→ **Exercise directions**
List the lines of this listing that hold the word "JSON".

→ **Supplied data**
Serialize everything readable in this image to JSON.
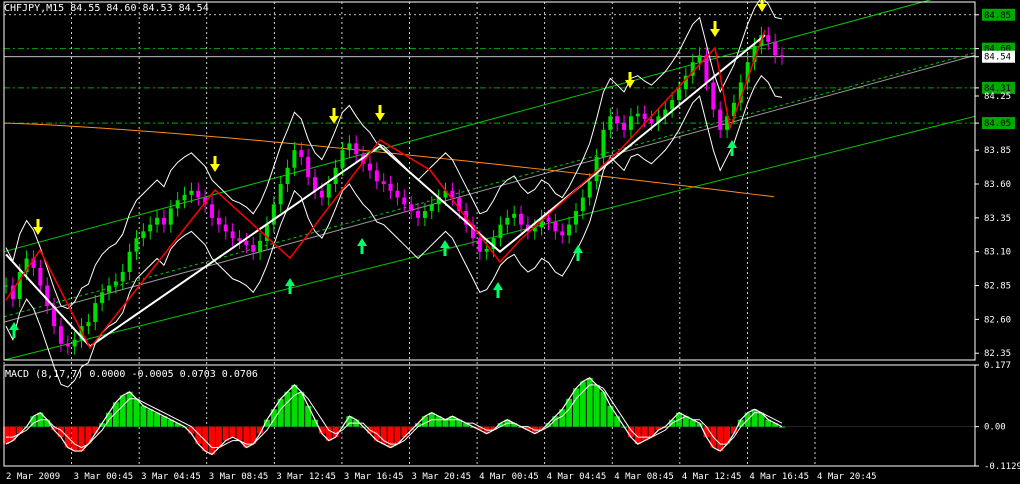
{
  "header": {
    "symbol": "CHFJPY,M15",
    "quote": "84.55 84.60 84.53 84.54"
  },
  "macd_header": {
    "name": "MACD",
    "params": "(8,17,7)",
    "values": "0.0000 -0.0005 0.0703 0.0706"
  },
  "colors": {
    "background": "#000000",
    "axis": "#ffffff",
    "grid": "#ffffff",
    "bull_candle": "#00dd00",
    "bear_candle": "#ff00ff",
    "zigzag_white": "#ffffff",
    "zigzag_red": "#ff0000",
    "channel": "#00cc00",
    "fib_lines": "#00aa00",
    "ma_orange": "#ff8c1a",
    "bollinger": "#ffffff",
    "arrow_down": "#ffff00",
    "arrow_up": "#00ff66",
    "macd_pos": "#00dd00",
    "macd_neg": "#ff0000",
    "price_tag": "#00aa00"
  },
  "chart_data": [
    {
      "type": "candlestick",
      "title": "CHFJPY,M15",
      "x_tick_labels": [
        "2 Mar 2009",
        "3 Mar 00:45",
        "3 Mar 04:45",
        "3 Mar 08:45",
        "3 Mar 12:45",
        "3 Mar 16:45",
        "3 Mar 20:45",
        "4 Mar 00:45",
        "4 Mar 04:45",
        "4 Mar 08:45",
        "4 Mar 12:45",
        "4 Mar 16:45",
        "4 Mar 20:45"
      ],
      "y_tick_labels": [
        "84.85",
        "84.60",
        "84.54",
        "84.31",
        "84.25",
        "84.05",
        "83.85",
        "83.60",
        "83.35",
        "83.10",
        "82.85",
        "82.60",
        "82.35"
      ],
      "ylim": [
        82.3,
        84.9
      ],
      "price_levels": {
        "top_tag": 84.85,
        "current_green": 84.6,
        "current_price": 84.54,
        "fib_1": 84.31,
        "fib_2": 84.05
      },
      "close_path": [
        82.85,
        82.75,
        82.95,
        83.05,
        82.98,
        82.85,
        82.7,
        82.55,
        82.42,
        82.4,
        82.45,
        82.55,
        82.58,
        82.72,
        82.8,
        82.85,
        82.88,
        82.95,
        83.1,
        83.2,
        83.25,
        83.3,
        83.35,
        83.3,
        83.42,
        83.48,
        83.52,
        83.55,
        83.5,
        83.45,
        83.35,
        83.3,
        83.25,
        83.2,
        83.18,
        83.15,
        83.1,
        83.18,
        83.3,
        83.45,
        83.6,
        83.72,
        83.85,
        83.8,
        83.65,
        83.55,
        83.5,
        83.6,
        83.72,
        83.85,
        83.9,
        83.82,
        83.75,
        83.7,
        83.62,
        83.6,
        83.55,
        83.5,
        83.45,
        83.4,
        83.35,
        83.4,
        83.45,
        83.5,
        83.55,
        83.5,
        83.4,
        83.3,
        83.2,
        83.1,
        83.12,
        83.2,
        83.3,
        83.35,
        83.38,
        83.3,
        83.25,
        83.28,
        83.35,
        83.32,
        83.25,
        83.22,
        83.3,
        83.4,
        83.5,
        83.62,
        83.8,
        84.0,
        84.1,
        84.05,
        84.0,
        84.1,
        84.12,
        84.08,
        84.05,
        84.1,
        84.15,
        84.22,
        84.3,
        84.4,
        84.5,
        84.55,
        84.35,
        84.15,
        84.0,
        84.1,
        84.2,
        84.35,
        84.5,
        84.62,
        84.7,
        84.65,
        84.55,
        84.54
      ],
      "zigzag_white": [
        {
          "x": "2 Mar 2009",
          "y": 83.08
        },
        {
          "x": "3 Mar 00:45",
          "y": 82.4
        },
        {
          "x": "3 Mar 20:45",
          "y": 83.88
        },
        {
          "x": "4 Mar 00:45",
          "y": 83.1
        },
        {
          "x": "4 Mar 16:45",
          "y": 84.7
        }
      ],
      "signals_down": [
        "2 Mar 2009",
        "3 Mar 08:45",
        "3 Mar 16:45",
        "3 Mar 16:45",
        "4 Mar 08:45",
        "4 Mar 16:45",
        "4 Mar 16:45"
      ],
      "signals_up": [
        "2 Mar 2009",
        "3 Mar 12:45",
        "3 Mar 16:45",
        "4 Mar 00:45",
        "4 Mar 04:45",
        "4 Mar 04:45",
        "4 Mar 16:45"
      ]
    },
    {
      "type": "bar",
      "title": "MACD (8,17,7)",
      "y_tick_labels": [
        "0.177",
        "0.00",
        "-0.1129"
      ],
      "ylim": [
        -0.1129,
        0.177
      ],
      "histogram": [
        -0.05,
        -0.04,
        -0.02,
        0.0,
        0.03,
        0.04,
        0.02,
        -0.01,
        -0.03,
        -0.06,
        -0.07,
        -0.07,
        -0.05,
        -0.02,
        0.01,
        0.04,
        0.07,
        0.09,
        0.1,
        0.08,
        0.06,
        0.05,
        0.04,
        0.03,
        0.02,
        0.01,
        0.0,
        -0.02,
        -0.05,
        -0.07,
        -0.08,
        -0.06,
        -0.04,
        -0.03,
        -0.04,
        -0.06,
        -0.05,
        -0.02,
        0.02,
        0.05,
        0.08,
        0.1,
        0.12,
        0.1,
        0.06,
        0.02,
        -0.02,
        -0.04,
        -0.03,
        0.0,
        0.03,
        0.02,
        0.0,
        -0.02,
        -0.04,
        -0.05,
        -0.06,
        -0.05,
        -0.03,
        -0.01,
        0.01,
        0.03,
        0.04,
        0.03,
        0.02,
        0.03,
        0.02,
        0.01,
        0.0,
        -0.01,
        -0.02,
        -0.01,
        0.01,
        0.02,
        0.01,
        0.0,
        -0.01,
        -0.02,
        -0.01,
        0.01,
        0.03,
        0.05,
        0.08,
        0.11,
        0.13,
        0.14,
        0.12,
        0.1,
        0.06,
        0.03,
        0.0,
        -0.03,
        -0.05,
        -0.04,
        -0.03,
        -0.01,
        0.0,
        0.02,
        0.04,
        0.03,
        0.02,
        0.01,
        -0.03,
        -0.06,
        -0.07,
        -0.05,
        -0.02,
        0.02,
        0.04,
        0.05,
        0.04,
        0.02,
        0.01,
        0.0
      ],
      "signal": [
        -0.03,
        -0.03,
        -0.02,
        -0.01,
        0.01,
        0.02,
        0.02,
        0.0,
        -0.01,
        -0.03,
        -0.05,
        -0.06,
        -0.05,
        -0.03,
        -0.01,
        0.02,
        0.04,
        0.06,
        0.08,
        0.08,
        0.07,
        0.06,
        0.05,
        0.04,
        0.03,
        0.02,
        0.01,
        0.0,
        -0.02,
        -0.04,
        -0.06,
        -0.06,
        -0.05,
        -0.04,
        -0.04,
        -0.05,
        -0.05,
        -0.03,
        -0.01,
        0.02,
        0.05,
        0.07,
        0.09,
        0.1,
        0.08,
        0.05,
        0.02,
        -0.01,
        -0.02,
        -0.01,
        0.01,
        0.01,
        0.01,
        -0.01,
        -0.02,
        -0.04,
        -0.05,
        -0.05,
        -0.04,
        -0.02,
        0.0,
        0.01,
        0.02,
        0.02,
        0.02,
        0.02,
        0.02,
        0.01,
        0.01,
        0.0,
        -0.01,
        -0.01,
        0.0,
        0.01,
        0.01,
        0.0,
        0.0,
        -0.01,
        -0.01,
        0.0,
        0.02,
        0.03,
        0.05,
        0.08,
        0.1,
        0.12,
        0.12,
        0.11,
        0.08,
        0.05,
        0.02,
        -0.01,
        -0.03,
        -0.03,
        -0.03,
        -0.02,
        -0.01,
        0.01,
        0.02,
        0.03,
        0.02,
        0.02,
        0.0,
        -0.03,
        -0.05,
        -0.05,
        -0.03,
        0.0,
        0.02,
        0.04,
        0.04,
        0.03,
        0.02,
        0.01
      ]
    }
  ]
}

---

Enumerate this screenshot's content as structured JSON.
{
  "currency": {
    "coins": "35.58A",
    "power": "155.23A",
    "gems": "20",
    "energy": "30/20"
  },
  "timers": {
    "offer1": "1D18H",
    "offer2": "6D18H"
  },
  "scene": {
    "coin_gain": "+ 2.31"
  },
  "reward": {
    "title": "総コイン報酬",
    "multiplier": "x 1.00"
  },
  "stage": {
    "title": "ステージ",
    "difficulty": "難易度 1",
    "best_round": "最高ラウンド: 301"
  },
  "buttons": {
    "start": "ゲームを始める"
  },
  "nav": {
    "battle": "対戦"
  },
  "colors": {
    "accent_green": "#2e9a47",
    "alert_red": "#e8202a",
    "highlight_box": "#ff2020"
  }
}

→ **Task answer**
Serialize everything readable in this image to JSON.
Enumerate this screenshot's content as structured JSON.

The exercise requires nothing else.